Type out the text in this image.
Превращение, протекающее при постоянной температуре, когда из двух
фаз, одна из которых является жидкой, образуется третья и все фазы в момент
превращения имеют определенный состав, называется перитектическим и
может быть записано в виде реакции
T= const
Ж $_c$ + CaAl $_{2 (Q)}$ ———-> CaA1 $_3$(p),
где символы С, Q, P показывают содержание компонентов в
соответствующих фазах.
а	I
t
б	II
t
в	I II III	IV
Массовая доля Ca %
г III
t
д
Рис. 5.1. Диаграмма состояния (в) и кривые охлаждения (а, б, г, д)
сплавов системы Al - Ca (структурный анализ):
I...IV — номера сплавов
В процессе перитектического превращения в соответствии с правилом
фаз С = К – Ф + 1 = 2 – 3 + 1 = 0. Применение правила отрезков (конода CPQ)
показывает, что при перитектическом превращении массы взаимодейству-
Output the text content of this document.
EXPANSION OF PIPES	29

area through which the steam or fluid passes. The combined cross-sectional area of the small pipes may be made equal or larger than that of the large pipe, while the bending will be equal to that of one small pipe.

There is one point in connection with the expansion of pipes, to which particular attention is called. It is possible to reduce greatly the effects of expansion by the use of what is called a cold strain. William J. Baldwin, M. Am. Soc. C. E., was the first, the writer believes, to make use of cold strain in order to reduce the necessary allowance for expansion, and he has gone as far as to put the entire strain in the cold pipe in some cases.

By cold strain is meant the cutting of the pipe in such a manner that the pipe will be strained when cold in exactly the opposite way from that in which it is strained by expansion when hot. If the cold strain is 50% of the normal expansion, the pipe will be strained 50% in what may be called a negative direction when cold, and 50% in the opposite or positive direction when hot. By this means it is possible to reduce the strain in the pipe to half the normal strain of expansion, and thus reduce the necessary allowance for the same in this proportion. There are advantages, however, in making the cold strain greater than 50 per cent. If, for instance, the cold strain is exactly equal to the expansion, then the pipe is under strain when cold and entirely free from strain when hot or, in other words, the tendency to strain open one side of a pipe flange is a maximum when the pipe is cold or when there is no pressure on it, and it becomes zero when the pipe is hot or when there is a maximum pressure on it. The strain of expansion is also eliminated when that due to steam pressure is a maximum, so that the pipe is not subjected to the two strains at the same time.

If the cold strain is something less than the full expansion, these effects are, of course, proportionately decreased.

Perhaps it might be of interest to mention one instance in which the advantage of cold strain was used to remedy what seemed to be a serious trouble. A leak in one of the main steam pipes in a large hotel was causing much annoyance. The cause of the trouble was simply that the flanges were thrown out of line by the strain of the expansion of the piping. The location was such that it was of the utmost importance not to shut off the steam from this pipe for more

WHAT THIS TASK INVOLVES: Take the data above and return it exactly.

RESPONSE TO THIS EXERCISE:
Type out the text in this image.
Превращение, протекающее при постоянной температуре, когда из двух
фаз, одна из которых является жидкой, образуется третья и все фазы в момент
превращения имеют определенный состав, называется перитектическим и
может быть записано в виде реакции
T= const
Ж $_c$ + CaAl $_{2 (Q)}$ ———-> CaA1 $_3$(p),
где символы С, Q, P показывают содержание компонентов в
соответствующих фазах.
а	I
t
б	II
t
в	I II III	IV
Массовая доля Ca %
г III
t
д
Рис. 5.1. Диаграмма состояния (в) и кривые охлаждения (а, б, г, д)
сплавов системы Al - Ca (структурный анализ):
I...IV — номера сплавов
В процессе перитектического превращения в соответствии с правилом
фаз С = К – Ф + 1 = 2 – 3 + 1 = 0. Применение правила отрезков (конода CPQ)
показывает, что при перитектическом превращении массы взаимодейству-
Output the text content of this document.
EXPANSION OF PIPES	29

area through which the steam or fluid passes. The combined cross-sectional area of the small pipes may be made equal or larger than that of the large pipe, while the bending will be equal to that of one small pipe.

There is one point in connection with the expansion of pipes, to which particular attention is called. It is possible to reduce greatly the effects of expansion by the use of what is called a cold strain. William J. Baldwin, M. Am. Soc. C. E., was the first, the writer believes, to make use of cold strain in order to reduce the necessary allowance for expansion, and he has gone as far as to put the entire strain in the cold pipe in some cases.

By cold strain is meant the cutting of the pipe in such a manner that the pipe will be strained when cold in exactly the opposite way from that in which it is strained by expansion when hot. If the cold strain is 50% of the normal expansion, the pipe will be strained 50% in what may be called a negative direction when cold, and 50% in the opposite or positive direction when hot. By this means it is possible to reduce the strain in the pipe to half the normal strain of expansion, and thus reduce the necessary allowance for the same in this proportion. There are advantages, however, in making the cold strain greater than 50 per cent. If, for instance, the cold strain is exactly equal to the expansion, then the pipe is under strain when cold and entirely free from strain when hot or, in other words, the tendency to strain open one side of a pipe flange is a maximum when the pipe is cold or when there is no pressure on it, and it becomes zero when the pipe is hot or when there is a maximum pressure on it. The strain of expansion is also eliminated when that due to steam pressure is a maximum, so that the pipe is not subjected to the two strains at the same time.

If the cold strain is something less than the full expansion, these effects are, of course, proportionately decreased.

Perhaps it might be of interest to mention one instance in which the advantage of cold strain was used to remedy what seemed to be a serious trouble. A leak in one of the main steam pipes in a large hotel was causing much annoyance. The cause of the trouble was simply that the flanges were thrown out of line by the strain of the expansion of the piping. The location was such that it was of the utmost importance not to shut off the steam from this pipe for more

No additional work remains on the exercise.